BEGIN Extracted data
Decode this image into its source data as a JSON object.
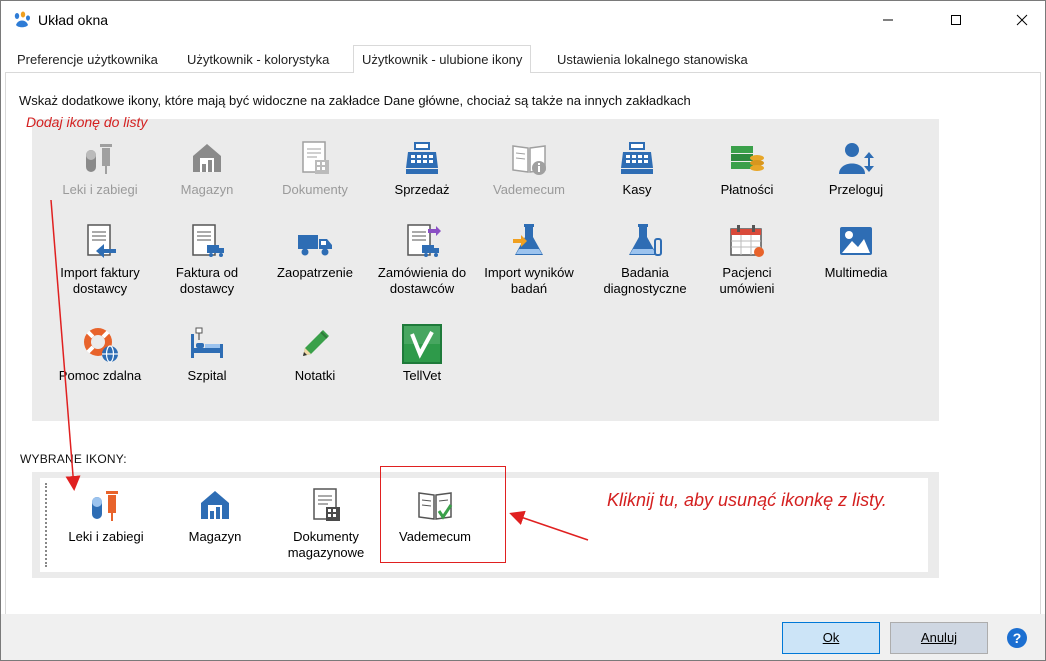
{
  "window": {
    "title": "Układ okna"
  },
  "tabs": [
    {
      "label": "Preferencje użytkownika"
    },
    {
      "label": "Użytkownik - kolorystyka"
    },
    {
      "label": "Użytkownik - ulubione ikony"
    },
    {
      "label": "Ustawienia lokalnego stanowiska"
    }
  ],
  "active_tab_index": 2,
  "instruction": "Wskaż dodatkowe ikony, które mają być widoczne na zakładce Dane główne, chociaż są także na innych zakładkach",
  "annotations": {
    "add_hint": "Dodaj ikonę do listy",
    "remove_hint": "Kliknij tu, aby usunąć ikonkę z listy.",
    "color": "#d42020"
  },
  "available_icons": [
    {
      "line1": "Leki i zabiegi",
      "line2": "",
      "icon": "drug-syringe-icon",
      "disabled": true
    },
    {
      "line1": "Magazyn",
      "line2": "",
      "icon": "warehouse-icon",
      "disabled": true
    },
    {
      "line1": "Dokumenty",
      "line2": "",
      "icon": "document-icon",
      "disabled": true
    },
    {
      "line1": "Sprzedaż",
      "line2": "",
      "icon": "cash-register-icon",
      "disabled": false
    },
    {
      "line1": "Vademecum",
      "line2": "",
      "icon": "book-info-icon",
      "disabled": true
    },
    {
      "line1": "Kasy",
      "line2": "",
      "icon": "cash-register-icon",
      "disabled": false
    },
    {
      "line1": "Płatności",
      "line2": "",
      "icon": "money-stack-icon",
      "disabled": false
    },
    {
      "line1": "Przeloguj",
      "line2": "",
      "icon": "user-switch-icon",
      "disabled": false
    },
    {
      "line1": "Import faktury",
      "line2": "dostawcy",
      "icon": "invoice-import-icon",
      "disabled": false
    },
    {
      "line1": "Faktura od",
      "line2": "dostawcy",
      "icon": "invoice-truck-icon",
      "disabled": false
    },
    {
      "line1": "Zaopatrzenie",
      "line2": "",
      "icon": "truck-icon",
      "disabled": false
    },
    {
      "line1": "Zamówienia do",
      "line2": "dostawców",
      "icon": "order-icon",
      "disabled": false
    },
    {
      "line1": "Import wyników",
      "line2": "badań",
      "icon": "flask-import-icon",
      "disabled": false
    },
    {
      "line1": "Badania",
      "line2": "diagnostyczne",
      "icon": "flask-icon",
      "disabled": false
    },
    {
      "line1": "Pacjenci",
      "line2": "umówieni",
      "icon": "calendar-icon",
      "disabled": false
    },
    {
      "line1": "Multimedia",
      "line2": "",
      "icon": "image-icon",
      "disabled": false
    },
    {
      "line1": "Pomoc zdalna",
      "line2": "",
      "icon": "lifebuoy-icon",
      "disabled": false
    },
    {
      "line1": "Szpital",
      "line2": "",
      "icon": "hospital-bed-icon",
      "disabled": false
    },
    {
      "line1": "Notatki",
      "line2": "",
      "icon": "pencil-icon",
      "disabled": false
    },
    {
      "line1": "TellVet",
      "line2": "",
      "icon": "tellvet-logo-icon",
      "disabled": false
    }
  ],
  "chosen_label": "WYBRANE IKONY:",
  "chosen_icons": [
    {
      "line1": "Leki i zabiegi",
      "line2": "",
      "icon": "drug-syringe-icon"
    },
    {
      "line1": "Magazyn",
      "line2": "",
      "icon": "warehouse-icon"
    },
    {
      "line1": "Dokumenty",
      "line2": "magazynowe",
      "icon": "document-icon"
    },
    {
      "line1": "Vademecum",
      "line2": "",
      "icon": "book-check-icon"
    }
  ],
  "buttons": {
    "ok": "Ok",
    "cancel": "Anuluj"
  },
  "colors": {
    "accent": "#2e6db4",
    "highlight_border": "#e02020",
    "ok_button_bg": "#cce4f7",
    "ok_button_border": "#0078d7"
  }
}
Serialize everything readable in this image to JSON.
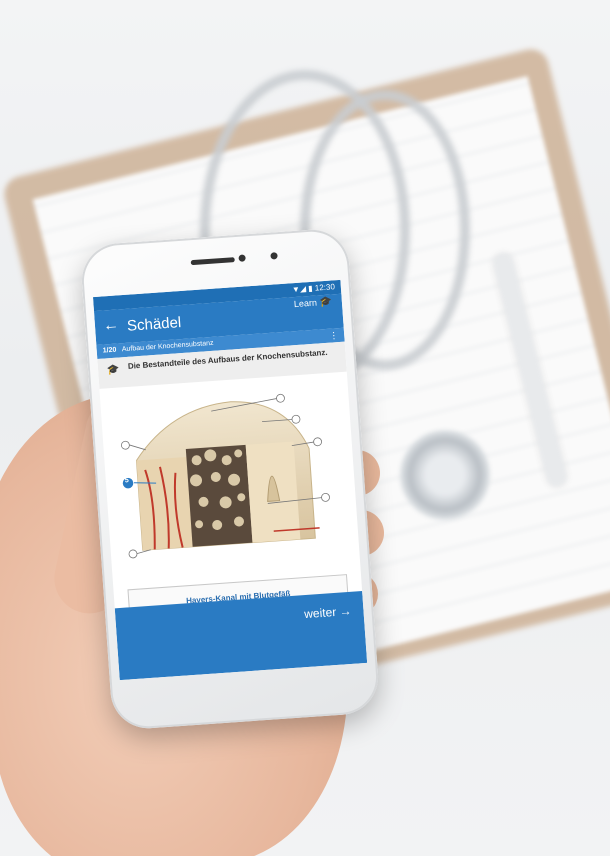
{
  "status": {
    "time": "12:30"
  },
  "appbar": {
    "back_icon": "←",
    "title": "Schädel",
    "mode_label": "Learn",
    "mode_icon": "graduation-cap-icon"
  },
  "lesson": {
    "progress": "1/20",
    "topic": "Aufbau der Knochensubstanz",
    "more_icon": "more-vert-icon"
  },
  "question": {
    "icon": "graduation-cap-icon",
    "text": "Die Bestandteile des Aufbaus der Knochensubstanz."
  },
  "figure": {
    "selected_marker": "5"
  },
  "answer": {
    "label": "Havers-Kanal mit Blutgefäß"
  },
  "footer": {
    "next_label": "weiter",
    "next_icon": "→"
  },
  "colors": {
    "primary": "#2a7bc3",
    "statusbar": "#1f6fb5",
    "subbar": "#3d8ad0"
  }
}
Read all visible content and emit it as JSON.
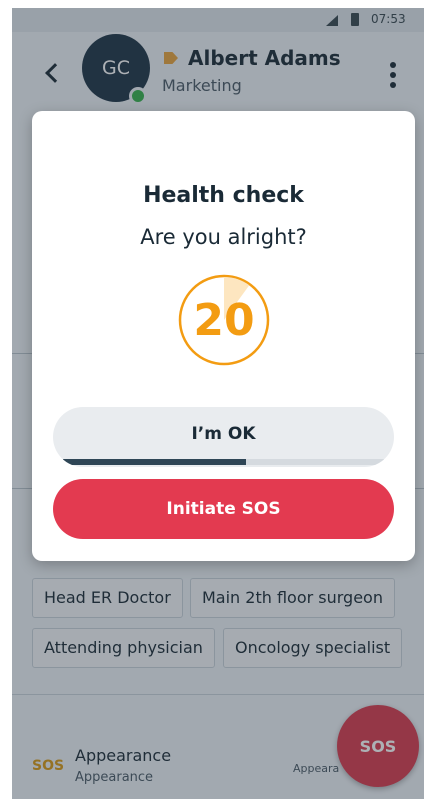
{
  "status_bar": {
    "time": "07:53"
  },
  "header": {
    "avatar_initials": "GC",
    "contact_name": "Albert Adams",
    "department": "Marketing"
  },
  "background": {
    "chips": [
      "Head ER Doctor",
      "Main 2th floor surgeon",
      "Attending physician",
      "Oncology specialist"
    ],
    "bottom": {
      "sos_label": "SOS",
      "appearance_title": "Appearance",
      "appearance_subtitle": "Appearance",
      "appearance_right": "Appeara"
    },
    "fab_label": "SOS"
  },
  "dialog": {
    "title": "Health check",
    "question": "Are you alright?",
    "countdown": "20",
    "countdown_elapsed_fraction": 0.1,
    "ok_label": "I’m OK",
    "ok_progress_fraction": 0.57,
    "sos_label": "Initiate SOS"
  },
  "colors": {
    "accent_orange": "#f39c12",
    "sos_red": "#e33a50",
    "online_green": "#37b24d"
  }
}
END Extracted data
■ **The problem**
Leave the images out and output the remaining material exactly as it stands.

■ **Solution to this task**
Decode this image into its source data as a JSON object.
{
  "window": {
    "title": "Układ okna"
  },
  "tabs": [
    {
      "label": "Preferencje użytkownika"
    },
    {
      "label": "Użytkownik - kolorystyka"
    },
    {
      "label": "Użytkownik - ulubione ikony"
    },
    {
      "label": "Ustawienia lokalnego stanowiska"
    }
  ],
  "active_tab_index": 2,
  "instruction": "Wskaż dodatkowe ikony, które mają być widoczne na zakładce Dane główne, chociaż są także na innych zakładkach",
  "annotations": {
    "add_hint": "Dodaj ikonę do listy",
    "remove_hint": "Kliknij tu, aby usunąć ikonkę z listy.",
    "color": "#d42020"
  },
  "available_icons": [
    {
      "line1": "Leki i zabiegi",
      "line2": "",
      "icon": "drug-syringe-icon",
      "disabled": true
    },
    {
      "line1": "Magazyn",
      "line2": "",
      "icon": "warehouse-icon",
      "disabled": true
    },
    {
      "line1": "Dokumenty",
      "line2": "",
      "icon": "document-icon",
      "disabled": true
    },
    {
      "line1": "Sprzedaż",
      "line2": "",
      "icon": "cash-register-icon",
      "disabled": false
    },
    {
      "line1": "Vademecum",
      "line2": "",
      "icon": "book-info-icon",
      "disabled": true
    },
    {
      "line1": "Kasy",
      "line2": "",
      "icon": "cash-register-icon",
      "disabled": false
    },
    {
      "line1": "Płatności",
      "line2": "",
      "icon": "money-stack-icon",
      "disabled": false
    },
    {
      "line1": "Przeloguj",
      "line2": "",
      "icon": "user-switch-icon",
      "disabled": false
    },
    {
      "line1": "Import faktury",
      "line2": "dostawcy",
      "icon": "invoice-import-icon",
      "disabled": false
    },
    {
      "line1": "Faktura od",
      "line2": "dostawcy",
      "icon": "invoice-truck-icon",
      "disabled": false
    },
    {
      "line1": "Zaopatrzenie",
      "line2": "",
      "icon": "truck-icon",
      "disabled": false
    },
    {
      "line1": "Zamówienia do",
      "line2": "dostawców",
      "icon": "order-icon",
      "disabled": false
    },
    {
      "line1": "Import wyników",
      "line2": "badań",
      "icon": "flask-import-icon",
      "disabled": false
    },
    {
      "line1": "Badania",
      "line2": "diagnostyczne",
      "icon": "flask-icon",
      "disabled": false
    },
    {
      "line1": "Pacjenci",
      "line2": "umówieni",
      "icon": "calendar-icon",
      "disabled": false
    },
    {
      "line1": "Multimedia",
      "line2": "",
      "icon": "image-icon",
      "disabled": false
    },
    {
      "line1": "Pomoc zdalna",
      "line2": "",
      "icon": "lifebuoy-icon",
      "disabled": false
    },
    {
      "line1": "Szpital",
      "line2": "",
      "icon": "hospital-bed-icon",
      "disabled": false
    },
    {
      "line1": "Notatki",
      "line2": "",
      "icon": "pencil-icon",
      "disabled": false
    },
    {
      "line1": "TellVet",
      "line2": "",
      "icon": "tellvet-logo-icon",
      "disabled": false
    }
  ],
  "chosen_label": "WYBRANE IKONY:",
  "chosen_icons": [
    {
      "line1": "Leki i zabiegi",
      "line2": "",
      "icon": "drug-syringe-icon"
    },
    {
      "line1": "Magazyn",
      "line2": "",
      "icon": "warehouse-icon"
    },
    {
      "line1": "Dokumenty",
      "line2": "magazynowe",
      "icon": "document-icon"
    },
    {
      "line1": "Vademecum",
      "line2": "",
      "icon": "book-check-icon"
    }
  ],
  "buttons": {
    "ok": "Ok",
    "cancel": "Anuluj"
  },
  "colors": {
    "accent": "#2e6db4",
    "highlight_border": "#e02020",
    "ok_button_bg": "#cce4f7",
    "ok_button_border": "#0078d7"
  }
}
Serialize everything readable in this image to JSON.
{
  "status": {
    "time": "12:30"
  },
  "appbar": {
    "back_icon": "←",
    "title": "Schädel",
    "mode_label": "Learn",
    "mode_icon": "graduation-cap-icon"
  },
  "lesson": {
    "progress": "1/20",
    "topic": "Aufbau der Knochensubstanz",
    "more_icon": "more-vert-icon"
  },
  "question": {
    "icon": "graduation-cap-icon",
    "text": "Die Bestandteile des Aufbaus der Knochensubstanz."
  },
  "figure": {
    "selected_marker": "5"
  },
  "answer": {
    "label": "Havers-Kanal mit Blutgefäß"
  },
  "footer": {
    "next_label": "weiter",
    "next_icon": "→"
  },
  "colors": {
    "primary": "#2a7bc3",
    "statusbar": "#1f6fb5",
    "subbar": "#3d8ad0"
  }
}
Read all visible content and emit it as JSON.
{
  "status_bar": {
    "time": "07:53"
  },
  "header": {
    "avatar_initials": "GC",
    "contact_name": "Albert Adams",
    "department": "Marketing"
  },
  "background": {
    "chips": [
      "Head ER Doctor",
      "Main 2th floor surgeon",
      "Attending physician",
      "Oncology specialist"
    ],
    "bottom": {
      "sos_label": "SOS",
      "appearance_title": "Appearance",
      "appearance_subtitle": "Appearance",
      "appearance_right": "Appeara"
    },
    "fab_label": "SOS"
  },
  "dialog": {
    "title": "Health check",
    "question": "Are you alright?",
    "countdown": "20",
    "countdown_elapsed_fraction": 0.1,
    "ok_label": "I’m OK",
    "ok_progress_fraction": 0.57,
    "sos_label": "Initiate SOS"
  },
  "colors": {
    "accent_orange": "#f39c12",
    "sos_red": "#e33a50",
    "online_green": "#37b24d"
  }
}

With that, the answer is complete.